:: 取り組む内容 ::
[a] ジャズ奏者とパイプの文章のうち、「パイプスモーカーといえばルー」から「相当なパイプ通だったようだ。」までを、両端を含めて一字も変えずに書き写してください。
[b] 次の記述は、ジャズ奏者とパイプの文章の内容と合っていますか?(i) ルー・タバキンさんは今もパイプを吸っている。(ii) 大野憲一郎さんはバリトンサックス奏者である。(iii) 薗田憲一さんはパイプの葉っぱにブランデーをかけていた。それぞれ「はい」か「いいえ」で答え、判断の決め手となる本文の語句をそのまま引用してください。

==== 本文抜粋

パイプスモーカーといえばルー・タバキンさんが有名で、サックスをくわえていないときはいつもパイプを、というのが定説だった。私の持っている古いレコードのジャケットにもパイプをふかしている姿が載っている。先日ルーさんがさくらんぼに出演したときに聞いてみたら、もう20年も前にパイプはやめて以来シガー(葉巻)を吸っているそうだ、理由は手入れ(清掃)が面倒だから。パイプをふかしながら雑談をしているときルーさんは確かに葉巻をスパスパやっていた。写真は「宮間利之とニューハード」と競演したダイレクトカッティングのレコード「VINTAGE」のジャケットから借用。
日比谷公会堂のサマージャズフェスティバルでクラリネットの北村英司さんが喫煙所でパイプをふかしていた。この日はニューハードとの競演だった。北村さんは何十年来のパイプ党、葉っぱのプランドはボルクム△△△、私の吸っているハーフ&ハーフは少こしきついとさすがによくご存知だった。側にいたマネージャー嬢が「さっき吸ってらっしゃいましたね」、喫煙者の少なくなった現在、さらにパイプ党は極端に少ないので目立ってしまうようだ。
同じ会場でニューハードのバリトンサックス奏者大野憲一郎さんもパイプ党であることを知った。高価なパイプの底に穴をあけてしまった話、葉っぱの話などパイプ談義はつきなかった。今もパイプを続けているそうだ。
昔、デキシーキングスは全員パイプ党だった。ある日、楽屋で皆んながやっていたら火災報知器が鳴り出して大騒ぎになった、とはドラム奏者で現リーダー楠堂浩己さんの話。 デキーシーキングスといえばリーダー薗田憲一さんが昨2006年に亡くなった、残念でならない。息子さんの市川勉慶(いちかわ・べんけい)が後を引き継いでトロンボーンを吹いている。勉慶氏いわく、昔はオヤジもよくパイプを喫っていた、葉っぱには必ずブランデーをかけていた、パイプスモーカーを見ると懐かしく思い出す。薗田憲一さんは相当なパイプ通だったようだ。

========
==== 記録データ

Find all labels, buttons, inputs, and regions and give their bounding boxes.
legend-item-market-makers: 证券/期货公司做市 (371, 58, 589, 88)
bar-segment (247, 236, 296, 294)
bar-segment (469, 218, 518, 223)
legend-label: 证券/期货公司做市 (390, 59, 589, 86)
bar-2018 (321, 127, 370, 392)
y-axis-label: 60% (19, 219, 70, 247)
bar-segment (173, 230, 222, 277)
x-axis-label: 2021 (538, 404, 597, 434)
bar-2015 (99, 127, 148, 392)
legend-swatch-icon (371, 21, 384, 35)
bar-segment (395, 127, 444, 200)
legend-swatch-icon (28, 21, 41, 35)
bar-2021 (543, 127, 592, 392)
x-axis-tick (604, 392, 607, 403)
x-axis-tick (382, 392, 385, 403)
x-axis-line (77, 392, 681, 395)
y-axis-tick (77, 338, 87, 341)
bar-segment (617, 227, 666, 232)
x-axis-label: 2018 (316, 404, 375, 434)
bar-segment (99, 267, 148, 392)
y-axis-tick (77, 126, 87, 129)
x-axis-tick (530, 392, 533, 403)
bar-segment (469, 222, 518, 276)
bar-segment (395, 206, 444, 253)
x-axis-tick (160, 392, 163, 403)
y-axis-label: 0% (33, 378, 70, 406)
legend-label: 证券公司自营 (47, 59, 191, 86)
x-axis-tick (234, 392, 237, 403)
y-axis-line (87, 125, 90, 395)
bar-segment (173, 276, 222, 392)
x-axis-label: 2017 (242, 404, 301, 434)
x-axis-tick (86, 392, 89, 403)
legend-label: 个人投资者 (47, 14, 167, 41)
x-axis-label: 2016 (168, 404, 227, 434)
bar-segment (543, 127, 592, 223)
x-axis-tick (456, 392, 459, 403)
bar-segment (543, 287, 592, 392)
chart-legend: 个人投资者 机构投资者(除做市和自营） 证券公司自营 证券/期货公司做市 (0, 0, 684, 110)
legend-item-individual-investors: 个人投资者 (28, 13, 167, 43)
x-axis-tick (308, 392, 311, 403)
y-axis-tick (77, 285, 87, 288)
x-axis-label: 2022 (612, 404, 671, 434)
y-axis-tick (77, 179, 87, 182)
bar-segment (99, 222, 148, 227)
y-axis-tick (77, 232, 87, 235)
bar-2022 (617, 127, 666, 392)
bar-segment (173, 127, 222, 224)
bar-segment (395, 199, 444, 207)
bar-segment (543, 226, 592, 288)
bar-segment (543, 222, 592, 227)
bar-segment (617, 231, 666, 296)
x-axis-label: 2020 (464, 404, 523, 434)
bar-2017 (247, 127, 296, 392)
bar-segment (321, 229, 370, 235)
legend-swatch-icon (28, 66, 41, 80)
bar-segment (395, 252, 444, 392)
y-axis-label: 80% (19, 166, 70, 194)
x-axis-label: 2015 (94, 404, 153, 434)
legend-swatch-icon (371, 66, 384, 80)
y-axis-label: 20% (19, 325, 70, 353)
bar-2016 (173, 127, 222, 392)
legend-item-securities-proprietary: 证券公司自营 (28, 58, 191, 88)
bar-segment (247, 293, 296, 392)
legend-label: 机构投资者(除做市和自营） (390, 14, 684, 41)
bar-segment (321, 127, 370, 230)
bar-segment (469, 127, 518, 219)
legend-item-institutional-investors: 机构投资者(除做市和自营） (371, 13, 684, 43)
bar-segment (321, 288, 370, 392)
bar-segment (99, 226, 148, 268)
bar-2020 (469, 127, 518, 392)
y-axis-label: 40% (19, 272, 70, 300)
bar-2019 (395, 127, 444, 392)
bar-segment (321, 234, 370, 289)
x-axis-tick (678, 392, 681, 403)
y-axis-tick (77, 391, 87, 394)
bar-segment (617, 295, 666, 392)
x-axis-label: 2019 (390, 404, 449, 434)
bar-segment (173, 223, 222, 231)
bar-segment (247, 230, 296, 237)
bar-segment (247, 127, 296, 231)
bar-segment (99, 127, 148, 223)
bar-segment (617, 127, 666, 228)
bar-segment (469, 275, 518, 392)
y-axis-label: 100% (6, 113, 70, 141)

========

:: あなたの解答 ::
[a]
パイプスモーカーといえばルー・タバキンさんが有名で、サックスをくわえていないときはいつもパイプを、というのが定説だった。私の持っている古いレコードのジャケットにもパイプをふかしている姿が載っている。先日ルーさんがさくらんぼに出演したときに聞いてみたら、もう20年も前にパイプはやめて以来シガー(葉巻)を吸っているそうだ、理由は手入れ(清掃)が面倒だから。パイプをふかしながら雑談をしているときルーさんは確かに葉巻をスパスパやっていた。写真は「宮間利之とニューハード」と競演したダイレクトカッティングのレコード「VINTAGE」のジャケットから借用。
日比谷公会堂のサマージャズフェスティバルでクラリネットの北村英司さんが喫煙所でパイプをふかしていた。この日はニューハードとの競演だった。北村さんは何十年来のパイプ党、葉っぱのプランドはボルクム△△△、私の吸っているハーフ&ハーフは少こしきついとさすがによくご存知だった。側にいたマネージャー嬢が「さっき吸ってらっしゃいましたね」、喫煙者の少なくなった現在、さらにパイプ党は極端に少ないので目立ってしまうようだ。
同じ会場でニューハードのバリトンサックス奏者大野憲一郎さんもパイプ党であることを知った。高価なパイプの底に穴をあけてしまった話、葉っぱの話などパイプ談義はつきなかった。今もパイプを続けているそうだ。
昔、デキシーキングスは全員パイプ党だった。ある日、楽屋で皆んながやっていたら火災報知器が鳴り出して大騒ぎになった、とはドラム奏者で現リーダー楠堂浩己さんの話。 デキーシーキングスといえばリーダー薗田憲一さんが昨2006年に亡くなった、残念でならない。息子さんの市川勉慶(いちかわ・べんけい)が後を引き継いでトロンボーンを吹いている。勉慶氏いわく、昔はオヤジもよくパイプを喫っていた、葉っぱには必ずブランデーをかけていた、パイプスモーカーを見ると懐かしく思い出す。薗田憲一さんは相当なパイプ通だったようだ。

[b]
(i) いいえ。「もう20年も前にパイプはやめて以来シガー(葉巻)を吸っているそうだ」
(ii) はい。「ニューハードのバリトンサックス奏者大野憲一郎さん」
(iii) はい。「葉っぱには必ずブランデーをかけていた」